Challenges:
1. In the quoted Trump passage in the immigration article, list each goal given for controlling the admission of new low-earning workers.
2. Write out the part of the immigration article that starts at the words "The weight of" and ends after the words "the American worker.".

Page:
========================================
Trump joins critical mass of other candidates in making LEGAL immigration numbers a big issue

Updated: February 19th, 2016, 10:32 am

Published:  

  by  Roy Beck

The weight of Donald Trump's front-runner status and his detailed plan released over the weekend tipped the balance among the Republicans' 2016 Presidential field so that the dominant position now is that immigration policy is a jobs and wage issue.

And he joins several candidates in raising the question in one way or another of whether LEGAL immigration ought to be reduced.

Several candidates had already been advancing the idea in recent months that federal policies on LEGAL immigration are not serving the interests of the American worker.

Trump had not been one of them. He had seemed to be siding with other candidates who fall more in the typical "illegal bad, legal good" views on immigration. That group seemed to hold slightly more sway in the debate, thus far. But then this weekend, Trump joined those who have been questioning policies on legal immigration, and he did so with perhaps the strongest statement of them all, including this passage:

We need to control the admission of new low-earning workers in order to: help wages grow, get teenagers back to work, aid minorities' rise into the middle class, help schools and communities falling behind, and to ensure our immigrant members of the national family become part of the American dream." -- TRUMP

He didn't limit his talk on cutting visas to low-skill foreign workers. He went on to decry efforts to increase work visas given to higher-skill foreign workers, setting himself up against Marco Rubio who he cat-called as the "personal senator" of Facebook founder Mark Zuckerberg.
========================================
Element and region data:
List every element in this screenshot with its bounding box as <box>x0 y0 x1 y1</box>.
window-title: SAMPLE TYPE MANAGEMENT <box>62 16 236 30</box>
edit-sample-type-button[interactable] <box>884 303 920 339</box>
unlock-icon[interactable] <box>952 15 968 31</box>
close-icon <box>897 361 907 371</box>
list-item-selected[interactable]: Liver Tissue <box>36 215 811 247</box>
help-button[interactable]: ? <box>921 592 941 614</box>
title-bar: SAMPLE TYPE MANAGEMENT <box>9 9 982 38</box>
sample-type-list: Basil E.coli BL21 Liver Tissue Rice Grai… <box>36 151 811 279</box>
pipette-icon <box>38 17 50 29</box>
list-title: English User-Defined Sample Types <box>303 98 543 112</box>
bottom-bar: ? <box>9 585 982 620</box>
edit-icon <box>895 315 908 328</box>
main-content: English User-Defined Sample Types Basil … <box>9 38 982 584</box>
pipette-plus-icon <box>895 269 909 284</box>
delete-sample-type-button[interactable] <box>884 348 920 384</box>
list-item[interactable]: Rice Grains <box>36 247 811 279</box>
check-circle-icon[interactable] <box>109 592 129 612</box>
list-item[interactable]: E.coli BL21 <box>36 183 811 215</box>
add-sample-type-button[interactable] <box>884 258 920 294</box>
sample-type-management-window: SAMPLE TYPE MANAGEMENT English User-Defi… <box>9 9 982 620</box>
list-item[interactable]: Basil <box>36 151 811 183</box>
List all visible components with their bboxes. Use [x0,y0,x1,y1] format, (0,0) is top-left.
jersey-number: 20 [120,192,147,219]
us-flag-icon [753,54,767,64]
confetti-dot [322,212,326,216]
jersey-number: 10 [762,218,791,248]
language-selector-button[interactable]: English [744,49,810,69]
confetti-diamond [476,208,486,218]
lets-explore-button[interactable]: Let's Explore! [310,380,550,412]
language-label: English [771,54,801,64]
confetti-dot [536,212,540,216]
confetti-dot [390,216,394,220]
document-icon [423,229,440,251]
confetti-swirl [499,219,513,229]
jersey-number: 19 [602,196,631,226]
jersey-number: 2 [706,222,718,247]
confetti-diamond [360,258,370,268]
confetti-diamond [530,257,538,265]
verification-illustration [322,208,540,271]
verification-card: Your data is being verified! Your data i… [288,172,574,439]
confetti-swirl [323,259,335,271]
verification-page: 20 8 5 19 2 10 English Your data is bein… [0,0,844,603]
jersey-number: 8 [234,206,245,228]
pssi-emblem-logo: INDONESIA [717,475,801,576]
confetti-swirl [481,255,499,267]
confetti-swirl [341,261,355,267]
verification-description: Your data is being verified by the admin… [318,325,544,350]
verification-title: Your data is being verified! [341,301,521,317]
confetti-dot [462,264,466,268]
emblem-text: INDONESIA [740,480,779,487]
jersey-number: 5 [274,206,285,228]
========================================
Worked solutions:
1.
- Help wages grow
- Get teenagers back to work
- Aid minorities' rise into the middle class
- Help schools and communities falling behind
- Ensure our immigrant members of the national family become part of the American dream

2.
The weight of Donald Trump's front-runner status and his detailed plan released over the weekend tipped the balance among the Republicans' 2016 Presidential field so that the dominant position now is that immigration policy is a jobs and wage issue.

And he joins several candidates in raising the question in one way or another of whether LEGAL immigration ought to be reduced.

Several candidates had already been advancing the idea in recent months that federal policies on LEGAL immigration are not serving the interests of the American worker.